Description of the task:
Extract each line where the string "title" shows up.

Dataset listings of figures
## Start
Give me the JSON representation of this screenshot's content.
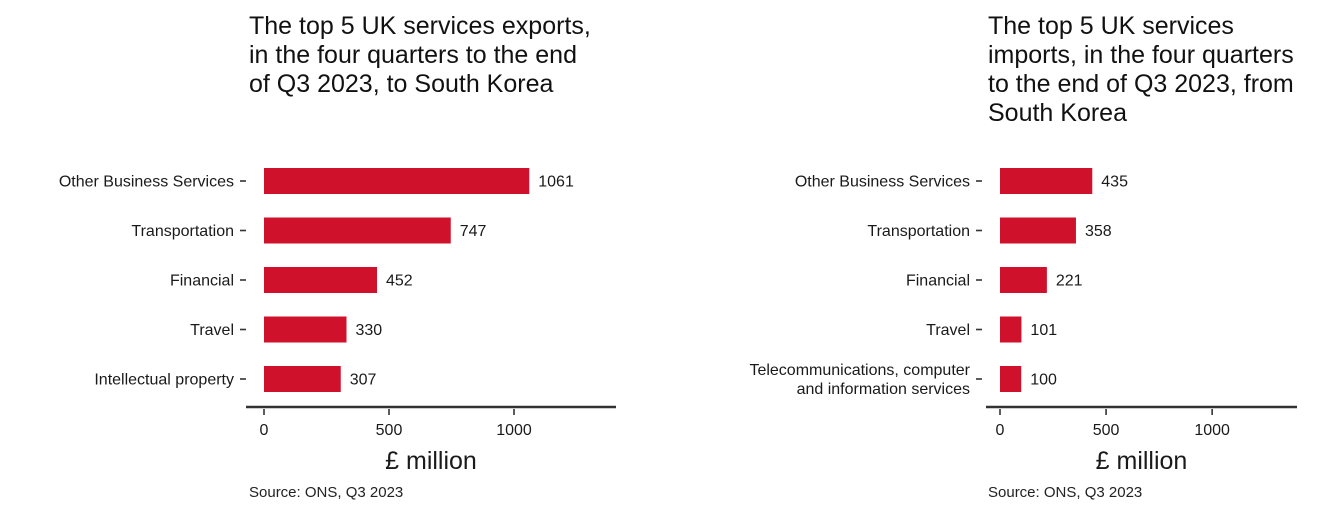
{
  "colors": {
    "bar": "#d0112b",
    "axis": "#333333",
    "text": "#1a1a1a"
  },
  "chart_data": [
    {
      "type": "bar",
      "orientation": "horizontal",
      "title": "The top 5 UK services exports, in the four quarters to the end of Q3 2023, to South Korea",
      "categories": [
        "Other Business Services",
        "Transportation",
        "Financial",
        "Travel",
        "Intellectual property"
      ],
      "values": [
        1061,
        747,
        452,
        330,
        307
      ],
      "xlabel": "£ million",
      "ylabel": "",
      "xlim": [
        0,
        1400
      ],
      "xticks": [
        "0",
        "500",
        "1000"
      ],
      "xtick_values": [
        0,
        500,
        1000
      ],
      "source": "Source: ONS, Q3 2023",
      "grid": false
    },
    {
      "type": "bar",
      "orientation": "horizontal",
      "title": "The top 5 UK services imports, in the four quarters to the end of Q3 2023, from South Korea",
      "categories": [
        "Other Business Services",
        "Transportation",
        "Financial",
        "Travel",
        "Telecommunications, computer\nand information services"
      ],
      "values": [
        435,
        358,
        221,
        101,
        100
      ],
      "xlabel": "£ million",
      "ylabel": "",
      "xlim": [
        0,
        1400
      ],
      "xticks": [
        "0",
        "500",
        "1000"
      ],
      "xtick_values": [
        0,
        500,
        1000
      ],
      "source": "Source: ONS, Q3 2023",
      "grid": false
    }
  ]
}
## End
Exercise solution:
      "title": "The top 5 UK services exports, in the four quarters to the end of Q3 2023, to South Korea",
      "title": "The top 5 UK services imports, in the four quarters to the end of Q3 2023, from South Korea",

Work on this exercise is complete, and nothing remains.